■ Brano da leggere:
TransformationQuando lo scorso 27 novembre l’hanno visto entrare in classe all’ultima ora di lezione, i ragazzi hanno pensato ad uno scherzo. Ad una carnevalata fuori stagione. Qualcuno si è pure chiesto: “Ma è lui o non è lui?”. Altri hanno direttamente cominciato a fare apprezzamenti a quella che credevano fosse la supplente. A dissipare ogni dubbio è stato direttamente il professore di fisica della prima agraria dell’istituto Scarpa-Mattei di San Donà di Piave (Venezia): “Da oggi chiamatemi Cloe”. Silenzio, imbarazzo e perplessità fra i banchi: l’uomo in piedi, davanti alla lavagna, a prima vista non aveva più niente di mascolino. L’abbigliamento femminile e una vistosa parrucca bionda lo avevano trasformato.

■ Voci tratte da una fonte di dati:

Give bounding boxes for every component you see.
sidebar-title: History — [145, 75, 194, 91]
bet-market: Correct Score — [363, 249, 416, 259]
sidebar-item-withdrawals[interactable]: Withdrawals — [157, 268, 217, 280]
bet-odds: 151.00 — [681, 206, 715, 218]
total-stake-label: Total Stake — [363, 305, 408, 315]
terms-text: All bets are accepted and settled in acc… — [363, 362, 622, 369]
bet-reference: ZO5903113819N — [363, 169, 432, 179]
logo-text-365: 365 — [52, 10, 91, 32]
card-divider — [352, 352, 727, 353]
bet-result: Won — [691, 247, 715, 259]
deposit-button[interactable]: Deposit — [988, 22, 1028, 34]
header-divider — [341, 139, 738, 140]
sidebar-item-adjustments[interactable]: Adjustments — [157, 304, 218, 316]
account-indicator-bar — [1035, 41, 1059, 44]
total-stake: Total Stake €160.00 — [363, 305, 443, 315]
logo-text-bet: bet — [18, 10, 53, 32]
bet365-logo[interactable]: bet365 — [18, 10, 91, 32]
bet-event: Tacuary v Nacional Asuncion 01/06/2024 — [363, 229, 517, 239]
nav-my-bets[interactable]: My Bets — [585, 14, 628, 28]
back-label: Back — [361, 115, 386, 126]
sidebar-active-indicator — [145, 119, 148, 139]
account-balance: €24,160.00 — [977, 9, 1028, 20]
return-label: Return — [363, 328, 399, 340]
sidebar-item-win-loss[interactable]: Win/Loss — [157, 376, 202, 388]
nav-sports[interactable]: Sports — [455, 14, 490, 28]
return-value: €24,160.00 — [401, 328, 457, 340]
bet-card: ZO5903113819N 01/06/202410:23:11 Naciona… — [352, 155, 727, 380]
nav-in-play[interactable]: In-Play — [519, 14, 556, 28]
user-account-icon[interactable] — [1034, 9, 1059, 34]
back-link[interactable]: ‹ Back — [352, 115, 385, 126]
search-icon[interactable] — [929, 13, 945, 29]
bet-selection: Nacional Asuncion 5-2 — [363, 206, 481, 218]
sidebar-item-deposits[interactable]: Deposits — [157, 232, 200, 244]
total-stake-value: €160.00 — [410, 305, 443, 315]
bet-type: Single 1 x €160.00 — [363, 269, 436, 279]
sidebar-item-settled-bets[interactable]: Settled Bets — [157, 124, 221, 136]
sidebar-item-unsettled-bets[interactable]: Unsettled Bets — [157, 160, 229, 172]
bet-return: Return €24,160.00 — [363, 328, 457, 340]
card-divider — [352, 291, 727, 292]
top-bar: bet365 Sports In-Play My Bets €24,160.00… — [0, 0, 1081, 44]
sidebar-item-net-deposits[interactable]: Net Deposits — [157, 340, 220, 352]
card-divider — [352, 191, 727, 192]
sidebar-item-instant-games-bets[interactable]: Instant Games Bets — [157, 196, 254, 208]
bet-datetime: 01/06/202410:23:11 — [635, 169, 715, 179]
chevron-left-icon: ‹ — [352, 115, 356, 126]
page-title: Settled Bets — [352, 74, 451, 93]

■ Compito da svolgere: Nel brano, con quale nome il professore di fisica chiede agli studenti di essere chiamato? L'elenco non serve per questo esercizio.

■ Risposta all'esercizio: Cloe.